Records excerpted from a collection

++++++++

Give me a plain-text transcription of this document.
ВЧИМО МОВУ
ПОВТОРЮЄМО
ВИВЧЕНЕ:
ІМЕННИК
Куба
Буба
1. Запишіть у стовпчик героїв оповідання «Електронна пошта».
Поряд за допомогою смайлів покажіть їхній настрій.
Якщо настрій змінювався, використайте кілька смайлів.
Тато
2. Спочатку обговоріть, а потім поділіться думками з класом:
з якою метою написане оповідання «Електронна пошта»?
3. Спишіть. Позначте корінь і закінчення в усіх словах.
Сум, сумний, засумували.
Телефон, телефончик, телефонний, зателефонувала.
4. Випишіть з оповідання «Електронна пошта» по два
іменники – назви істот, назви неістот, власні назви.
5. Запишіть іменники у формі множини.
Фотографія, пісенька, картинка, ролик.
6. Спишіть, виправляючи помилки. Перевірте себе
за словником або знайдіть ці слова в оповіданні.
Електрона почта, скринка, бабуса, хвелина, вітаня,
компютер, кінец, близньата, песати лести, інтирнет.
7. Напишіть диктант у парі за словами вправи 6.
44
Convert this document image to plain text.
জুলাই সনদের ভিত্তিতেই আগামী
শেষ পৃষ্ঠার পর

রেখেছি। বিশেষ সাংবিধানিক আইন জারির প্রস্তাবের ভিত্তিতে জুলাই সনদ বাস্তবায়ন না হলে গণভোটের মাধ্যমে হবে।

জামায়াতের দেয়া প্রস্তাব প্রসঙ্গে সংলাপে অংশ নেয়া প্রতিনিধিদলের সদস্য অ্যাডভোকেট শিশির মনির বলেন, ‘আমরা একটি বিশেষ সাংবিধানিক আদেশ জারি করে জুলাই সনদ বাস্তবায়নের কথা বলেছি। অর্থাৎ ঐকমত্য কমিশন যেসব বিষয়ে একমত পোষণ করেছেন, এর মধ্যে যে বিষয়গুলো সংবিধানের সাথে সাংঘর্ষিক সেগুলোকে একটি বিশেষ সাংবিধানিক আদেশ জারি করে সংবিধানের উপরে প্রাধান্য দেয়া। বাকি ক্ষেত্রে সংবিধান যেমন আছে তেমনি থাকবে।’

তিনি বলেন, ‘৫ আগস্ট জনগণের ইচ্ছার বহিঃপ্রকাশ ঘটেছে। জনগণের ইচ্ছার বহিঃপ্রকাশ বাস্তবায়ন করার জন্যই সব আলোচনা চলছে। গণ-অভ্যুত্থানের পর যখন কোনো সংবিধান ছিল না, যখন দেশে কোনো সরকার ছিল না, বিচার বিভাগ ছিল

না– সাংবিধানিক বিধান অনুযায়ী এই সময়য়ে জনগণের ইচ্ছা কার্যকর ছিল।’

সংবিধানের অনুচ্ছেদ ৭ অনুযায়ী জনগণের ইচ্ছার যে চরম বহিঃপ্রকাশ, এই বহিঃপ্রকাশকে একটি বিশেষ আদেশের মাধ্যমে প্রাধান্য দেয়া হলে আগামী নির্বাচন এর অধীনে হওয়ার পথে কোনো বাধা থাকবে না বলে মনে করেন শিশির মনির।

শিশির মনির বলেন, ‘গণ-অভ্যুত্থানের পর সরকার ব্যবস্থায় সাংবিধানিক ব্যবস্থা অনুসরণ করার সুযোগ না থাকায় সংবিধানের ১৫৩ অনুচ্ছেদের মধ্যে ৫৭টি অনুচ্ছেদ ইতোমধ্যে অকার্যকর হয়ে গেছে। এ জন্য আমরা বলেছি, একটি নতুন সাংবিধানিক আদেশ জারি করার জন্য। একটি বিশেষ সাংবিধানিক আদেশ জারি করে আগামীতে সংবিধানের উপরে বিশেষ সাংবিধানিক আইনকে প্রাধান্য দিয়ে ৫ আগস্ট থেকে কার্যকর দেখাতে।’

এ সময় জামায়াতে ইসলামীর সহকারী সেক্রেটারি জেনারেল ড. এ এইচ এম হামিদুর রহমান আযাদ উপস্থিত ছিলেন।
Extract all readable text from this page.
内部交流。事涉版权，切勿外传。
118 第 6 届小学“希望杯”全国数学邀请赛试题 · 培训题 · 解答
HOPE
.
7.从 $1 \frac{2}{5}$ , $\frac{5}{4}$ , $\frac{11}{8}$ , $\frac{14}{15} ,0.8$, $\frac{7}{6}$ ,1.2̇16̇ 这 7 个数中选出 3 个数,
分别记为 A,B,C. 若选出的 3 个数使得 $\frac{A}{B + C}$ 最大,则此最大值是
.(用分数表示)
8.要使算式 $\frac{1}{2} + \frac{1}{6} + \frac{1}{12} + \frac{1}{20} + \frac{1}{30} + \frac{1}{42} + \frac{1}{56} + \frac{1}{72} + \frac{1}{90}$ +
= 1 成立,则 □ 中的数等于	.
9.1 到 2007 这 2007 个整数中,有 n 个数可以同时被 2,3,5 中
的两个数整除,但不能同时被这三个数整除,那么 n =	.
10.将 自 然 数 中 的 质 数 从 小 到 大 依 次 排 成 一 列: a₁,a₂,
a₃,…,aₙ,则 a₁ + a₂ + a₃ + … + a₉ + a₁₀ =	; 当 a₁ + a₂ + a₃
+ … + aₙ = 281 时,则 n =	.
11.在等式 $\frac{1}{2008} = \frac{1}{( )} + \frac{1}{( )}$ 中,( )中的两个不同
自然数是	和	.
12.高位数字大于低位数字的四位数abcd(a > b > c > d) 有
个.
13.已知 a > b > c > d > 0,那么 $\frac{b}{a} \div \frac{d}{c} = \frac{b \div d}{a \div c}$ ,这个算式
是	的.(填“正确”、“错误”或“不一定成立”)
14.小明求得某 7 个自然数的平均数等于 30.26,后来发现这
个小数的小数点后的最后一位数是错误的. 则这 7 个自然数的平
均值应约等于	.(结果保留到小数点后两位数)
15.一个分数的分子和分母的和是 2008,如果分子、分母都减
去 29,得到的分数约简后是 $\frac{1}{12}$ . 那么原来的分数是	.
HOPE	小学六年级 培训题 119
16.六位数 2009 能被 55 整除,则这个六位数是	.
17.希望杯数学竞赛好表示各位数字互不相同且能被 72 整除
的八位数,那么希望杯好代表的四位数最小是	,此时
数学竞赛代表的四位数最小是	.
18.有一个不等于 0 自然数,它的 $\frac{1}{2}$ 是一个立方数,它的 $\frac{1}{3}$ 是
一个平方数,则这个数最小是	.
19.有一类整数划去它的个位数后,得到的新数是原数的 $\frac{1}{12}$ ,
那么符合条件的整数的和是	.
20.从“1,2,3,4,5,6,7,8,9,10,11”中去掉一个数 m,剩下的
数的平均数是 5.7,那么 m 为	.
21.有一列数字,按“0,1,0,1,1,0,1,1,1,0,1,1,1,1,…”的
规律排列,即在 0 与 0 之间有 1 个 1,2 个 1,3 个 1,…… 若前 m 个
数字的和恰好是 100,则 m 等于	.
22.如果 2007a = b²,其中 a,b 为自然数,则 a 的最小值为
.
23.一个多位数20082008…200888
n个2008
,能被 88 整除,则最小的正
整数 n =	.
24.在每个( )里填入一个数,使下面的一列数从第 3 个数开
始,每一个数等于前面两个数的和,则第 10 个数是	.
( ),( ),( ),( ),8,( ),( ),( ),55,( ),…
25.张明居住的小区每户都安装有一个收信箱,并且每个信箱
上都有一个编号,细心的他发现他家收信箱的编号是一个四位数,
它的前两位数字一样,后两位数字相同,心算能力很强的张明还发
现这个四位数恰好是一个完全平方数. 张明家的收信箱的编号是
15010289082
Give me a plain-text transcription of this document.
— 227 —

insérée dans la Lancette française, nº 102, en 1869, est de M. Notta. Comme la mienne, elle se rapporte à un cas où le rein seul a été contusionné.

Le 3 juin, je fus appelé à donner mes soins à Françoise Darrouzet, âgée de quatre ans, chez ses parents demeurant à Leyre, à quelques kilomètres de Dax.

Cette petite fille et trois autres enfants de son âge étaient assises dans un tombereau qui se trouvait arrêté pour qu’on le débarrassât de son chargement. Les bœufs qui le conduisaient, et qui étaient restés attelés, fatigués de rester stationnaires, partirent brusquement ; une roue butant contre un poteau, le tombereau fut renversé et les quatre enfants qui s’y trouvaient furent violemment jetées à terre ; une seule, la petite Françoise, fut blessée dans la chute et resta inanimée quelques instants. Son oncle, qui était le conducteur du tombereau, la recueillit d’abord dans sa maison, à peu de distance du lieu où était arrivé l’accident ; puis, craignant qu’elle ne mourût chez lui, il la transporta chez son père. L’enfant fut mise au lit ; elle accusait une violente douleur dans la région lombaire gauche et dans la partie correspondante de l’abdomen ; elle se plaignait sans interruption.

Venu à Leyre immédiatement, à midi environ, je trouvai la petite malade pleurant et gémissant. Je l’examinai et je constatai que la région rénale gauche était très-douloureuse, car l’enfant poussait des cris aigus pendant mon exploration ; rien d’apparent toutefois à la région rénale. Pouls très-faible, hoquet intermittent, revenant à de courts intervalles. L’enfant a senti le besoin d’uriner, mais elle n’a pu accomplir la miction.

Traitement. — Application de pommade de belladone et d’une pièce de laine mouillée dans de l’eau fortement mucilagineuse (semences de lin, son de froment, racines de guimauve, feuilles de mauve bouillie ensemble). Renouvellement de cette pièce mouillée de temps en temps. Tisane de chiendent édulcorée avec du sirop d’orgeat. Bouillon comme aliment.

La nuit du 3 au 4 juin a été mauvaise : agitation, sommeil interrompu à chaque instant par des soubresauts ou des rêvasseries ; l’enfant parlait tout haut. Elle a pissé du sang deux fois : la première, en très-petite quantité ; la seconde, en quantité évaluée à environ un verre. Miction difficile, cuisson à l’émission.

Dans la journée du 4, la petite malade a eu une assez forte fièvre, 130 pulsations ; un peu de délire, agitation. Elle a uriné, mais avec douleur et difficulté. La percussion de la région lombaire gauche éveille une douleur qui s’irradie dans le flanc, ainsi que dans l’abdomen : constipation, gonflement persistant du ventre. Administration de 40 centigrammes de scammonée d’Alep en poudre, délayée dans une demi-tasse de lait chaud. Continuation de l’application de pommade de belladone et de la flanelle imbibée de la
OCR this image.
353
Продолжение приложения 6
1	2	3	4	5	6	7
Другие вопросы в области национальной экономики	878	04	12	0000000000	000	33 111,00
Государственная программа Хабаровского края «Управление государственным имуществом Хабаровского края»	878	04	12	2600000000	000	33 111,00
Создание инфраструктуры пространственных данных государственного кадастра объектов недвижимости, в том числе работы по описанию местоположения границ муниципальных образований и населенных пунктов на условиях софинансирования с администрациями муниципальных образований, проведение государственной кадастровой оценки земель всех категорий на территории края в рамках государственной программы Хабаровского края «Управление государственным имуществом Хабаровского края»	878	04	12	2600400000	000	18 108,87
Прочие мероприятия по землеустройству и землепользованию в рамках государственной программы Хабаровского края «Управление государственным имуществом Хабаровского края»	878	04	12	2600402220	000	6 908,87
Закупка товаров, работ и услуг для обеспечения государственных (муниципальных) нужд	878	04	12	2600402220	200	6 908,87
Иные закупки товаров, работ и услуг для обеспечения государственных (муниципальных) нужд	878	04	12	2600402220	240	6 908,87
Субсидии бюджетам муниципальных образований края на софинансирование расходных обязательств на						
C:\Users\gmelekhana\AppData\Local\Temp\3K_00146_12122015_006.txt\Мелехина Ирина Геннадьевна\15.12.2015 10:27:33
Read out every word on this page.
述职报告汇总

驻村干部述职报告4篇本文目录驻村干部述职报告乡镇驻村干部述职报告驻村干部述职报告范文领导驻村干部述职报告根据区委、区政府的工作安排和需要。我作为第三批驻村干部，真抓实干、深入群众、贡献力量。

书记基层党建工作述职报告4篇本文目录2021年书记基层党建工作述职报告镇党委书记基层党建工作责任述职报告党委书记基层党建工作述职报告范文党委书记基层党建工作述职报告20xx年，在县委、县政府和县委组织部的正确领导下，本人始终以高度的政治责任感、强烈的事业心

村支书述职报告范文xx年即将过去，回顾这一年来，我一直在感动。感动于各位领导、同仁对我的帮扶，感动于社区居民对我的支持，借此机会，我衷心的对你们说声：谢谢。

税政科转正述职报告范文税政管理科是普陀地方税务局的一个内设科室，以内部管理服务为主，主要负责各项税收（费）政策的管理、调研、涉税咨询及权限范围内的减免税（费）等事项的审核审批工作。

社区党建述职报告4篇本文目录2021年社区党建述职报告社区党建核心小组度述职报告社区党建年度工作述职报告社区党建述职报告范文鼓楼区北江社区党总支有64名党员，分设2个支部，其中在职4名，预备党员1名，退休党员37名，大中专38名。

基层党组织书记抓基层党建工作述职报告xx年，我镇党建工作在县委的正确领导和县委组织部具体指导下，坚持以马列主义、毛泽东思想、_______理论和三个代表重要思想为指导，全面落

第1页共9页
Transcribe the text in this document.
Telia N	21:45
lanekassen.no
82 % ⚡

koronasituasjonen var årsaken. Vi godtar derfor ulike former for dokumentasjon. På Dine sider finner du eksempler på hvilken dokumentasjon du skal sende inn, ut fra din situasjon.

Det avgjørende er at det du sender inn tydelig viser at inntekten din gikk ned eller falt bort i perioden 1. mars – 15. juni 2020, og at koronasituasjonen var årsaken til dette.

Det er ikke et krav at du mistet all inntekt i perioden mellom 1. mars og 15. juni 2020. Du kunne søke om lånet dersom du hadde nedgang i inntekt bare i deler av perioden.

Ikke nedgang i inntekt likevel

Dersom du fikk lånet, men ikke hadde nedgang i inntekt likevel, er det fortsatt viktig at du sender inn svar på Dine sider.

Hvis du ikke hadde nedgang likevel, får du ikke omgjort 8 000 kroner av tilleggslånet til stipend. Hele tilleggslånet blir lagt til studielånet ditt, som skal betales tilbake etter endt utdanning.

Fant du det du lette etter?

++++++++

(What you will do):
In the material above, show every line where the word "agitation" turns up.

(Task solution):
La nuit du 3 au 4 juin a été mauvaise : agitation, sommeil interrompu à chaque instant par des soubresauts ou des rêvasseries ; l’enfant parlait tout haut. Elle a pissé du sang deux fois : la première, en très-petite quantité ; la seconde, en quantité évaluée à environ un verre. Miction difficile, cuisson à l’émission.
Dans la journée du 4, la petite malade a eu une assez forte fièvre, 130 pulsations ; un peu de délire, agitation. Elle a uriné, mais avec douleur et difficulté. La percussion de la région lombaire gauche éveille une douleur qui s’irradie dans le flanc, ainsi que dans l’abdomen : constipation, gonflement persistant du ventre. Administration de 40 centigrammes de scammonée d’Alep en poudre, délayée dans une demi-tasse de lait chaud. Continuation de l’application de pommade de belladone et de la flanelle imbibée de la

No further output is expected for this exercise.